▶ _Required work_
Each line below should be reproduced without any alteration.

▶ _Listing_
_____

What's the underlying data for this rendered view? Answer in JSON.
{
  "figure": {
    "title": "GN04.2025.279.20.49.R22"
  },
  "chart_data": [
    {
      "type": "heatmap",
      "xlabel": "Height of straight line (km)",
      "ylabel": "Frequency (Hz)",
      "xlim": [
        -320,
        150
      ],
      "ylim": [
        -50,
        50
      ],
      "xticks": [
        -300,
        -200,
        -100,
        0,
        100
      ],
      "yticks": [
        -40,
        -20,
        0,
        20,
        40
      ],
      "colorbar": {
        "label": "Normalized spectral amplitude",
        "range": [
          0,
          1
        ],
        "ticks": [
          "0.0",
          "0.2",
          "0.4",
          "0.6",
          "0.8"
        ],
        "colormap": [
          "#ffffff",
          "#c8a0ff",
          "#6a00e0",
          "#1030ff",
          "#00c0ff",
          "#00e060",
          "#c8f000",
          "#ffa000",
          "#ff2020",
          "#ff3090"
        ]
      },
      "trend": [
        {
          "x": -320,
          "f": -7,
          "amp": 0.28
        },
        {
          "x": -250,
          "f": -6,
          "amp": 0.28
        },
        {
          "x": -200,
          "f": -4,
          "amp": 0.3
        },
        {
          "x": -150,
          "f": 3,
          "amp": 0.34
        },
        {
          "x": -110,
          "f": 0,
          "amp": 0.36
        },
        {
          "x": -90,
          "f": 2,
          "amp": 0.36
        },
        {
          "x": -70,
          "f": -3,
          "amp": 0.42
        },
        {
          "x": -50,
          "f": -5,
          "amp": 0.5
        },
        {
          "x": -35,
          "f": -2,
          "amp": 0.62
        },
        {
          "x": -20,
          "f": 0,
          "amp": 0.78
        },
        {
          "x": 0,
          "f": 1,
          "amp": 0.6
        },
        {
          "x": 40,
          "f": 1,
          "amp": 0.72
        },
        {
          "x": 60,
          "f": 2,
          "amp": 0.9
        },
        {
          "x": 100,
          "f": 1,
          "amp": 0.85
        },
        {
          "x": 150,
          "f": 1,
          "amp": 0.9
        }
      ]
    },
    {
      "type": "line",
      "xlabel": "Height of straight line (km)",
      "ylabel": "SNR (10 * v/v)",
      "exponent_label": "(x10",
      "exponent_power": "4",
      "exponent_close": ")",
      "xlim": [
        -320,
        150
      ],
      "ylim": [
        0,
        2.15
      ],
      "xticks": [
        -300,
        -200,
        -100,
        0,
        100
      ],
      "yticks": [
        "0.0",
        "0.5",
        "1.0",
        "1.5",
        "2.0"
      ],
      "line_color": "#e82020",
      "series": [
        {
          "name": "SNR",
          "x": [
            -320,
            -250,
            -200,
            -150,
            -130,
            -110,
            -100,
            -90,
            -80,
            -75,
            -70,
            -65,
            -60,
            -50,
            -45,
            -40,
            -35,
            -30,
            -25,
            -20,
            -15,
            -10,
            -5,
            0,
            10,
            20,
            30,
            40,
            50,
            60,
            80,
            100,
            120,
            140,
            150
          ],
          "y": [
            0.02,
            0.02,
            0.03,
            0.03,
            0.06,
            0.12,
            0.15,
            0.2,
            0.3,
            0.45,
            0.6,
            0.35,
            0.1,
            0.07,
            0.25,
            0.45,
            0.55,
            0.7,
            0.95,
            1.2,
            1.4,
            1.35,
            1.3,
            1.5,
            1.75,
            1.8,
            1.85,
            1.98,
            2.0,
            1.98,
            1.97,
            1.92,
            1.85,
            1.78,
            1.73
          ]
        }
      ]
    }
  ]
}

_____

▶ _Response to this task_
What's the underlying data for this rendered view? Answer in JSON.
{
  "figure": {
    "title": "GN04.2025.279.20.49.R22"
  },
  "chart_data": [
    {
      "type": "heatmap",
      "xlabel": "Height of straight line (km)",
      "ylabel": "Frequency (Hz)",
      "xlim": [
        -320,
        150
      ],
      "ylim": [
        -50,
        50
      ],
      "xticks": [
        -300,
        -200,
        -100,
        0,
        100
      ],
      "yticks": [
        -40,
        -20,
        0,
        20,
        40
      ],
      "colorbar": {
        "label": "Normalized spectral amplitude",
        "range": [
          0,
          1
        ],
        "ticks": [
          "0.0",
          "0.2",
          "0.4",
          "0.6",
          "0.8"
        ],
        "colormap": [
          "#ffffff",
          "#c8a0ff",
          "#6a00e0",
          "#1030ff",
          "#00c0ff",
          "#00e060",
          "#c8f000",
          "#ffa000",
          "#ff2020",
          "#ff3090"
        ]
      },
      "trend": [
        {
          "x": -320,
          "f": -7,
          "amp": 0.28
        },
        {
          "x": -250,
          "f": -6,
          "amp": 0.28
        },
        {
          "x": -200,
          "f": -4,
          "amp": 0.3
        },
        {
          "x": -150,
          "f": 3,
          "amp": 0.34
        },
        {
          "x": -110,
          "f": 0,
          "amp": 0.36
        },
        {
          "x": -90,
          "f": 2,
          "amp": 0.36
        },
        {
          "x": -70,
          "f": -3,
          "amp": 0.42
        },
        {
          "x": -50,
          "f": -5,
          "amp": 0.5
        },
        {
          "x": -35,
          "f": -2,
          "amp": 0.62
        },
        {
          "x": -20,
          "f": 0,
          "amp": 0.78
        },
        {
          "x": 0,
          "f": 1,
          "amp": 0.6
        },
        {
          "x": 40,
          "f": 1,
          "amp": 0.72
        },
        {
          "x": 60,
          "f": 2,
          "amp": 0.9
        },
        {
          "x": 100,
          "f": 1,
          "amp": 0.85
        },
        {
          "x": 150,
          "f": 1,
          "amp": 0.9
        }
      ]
    },
    {
      "type": "line",
      "xlabel": "Height of straight line (km)",
      "ylabel": "SNR (10 * v/v)",
      "exponent_label": "(x10",
      "exponent_power": "4",
      "exponent_close": ")",
      "xlim": [
        -320,
        150
      ],
      "ylim": [
        0,
        2.15
      ],
      "xticks": [
        -300,
        -200,
        -100,
        0,
        100
      ],
      "yticks": [
        "0.0",
        "0.5",
        "1.0",
        "1.5",
        "2.0"
      ],
      "line_color": "#e82020",
      "series": [
        {
          "name": "SNR",
          "x": [
            -320,
            -250,
            -200,
            -150,
            -130,
            -110,
            -100,
            -90,
            -80,
            -75,
            -70,
            -65,
            -60,
            -50,
            -45,
            -40,
            -35,
            -30,
            -25,
            -20,
            -15,
            -10,
            -5,
            0,
            10,
            20,
            30,
            40,
            50,
            60,
            80,
            100,
            120,
            140,
            150
          ],
          "y": [
            0.02,
            0.02,
            0.03,
            0.03,
            0.06,
            0.12,
            0.15,
            0.2,
            0.3,
            0.45,
            0.6,
            0.35,
            0.1,
            0.07,
            0.25,
            0.45,
            0.55,
            0.7,
            0.95,
            1.2,
            1.4,
            1.35,
            1.3,
            1.5,
            1.75,
            1.8,
            1.85,
            1.98,
            2.0,
            1.98,
            1.97,
            1.92,
            1.85,
            1.78,
            1.73
          ]
        }
      ]
    }
  ]
}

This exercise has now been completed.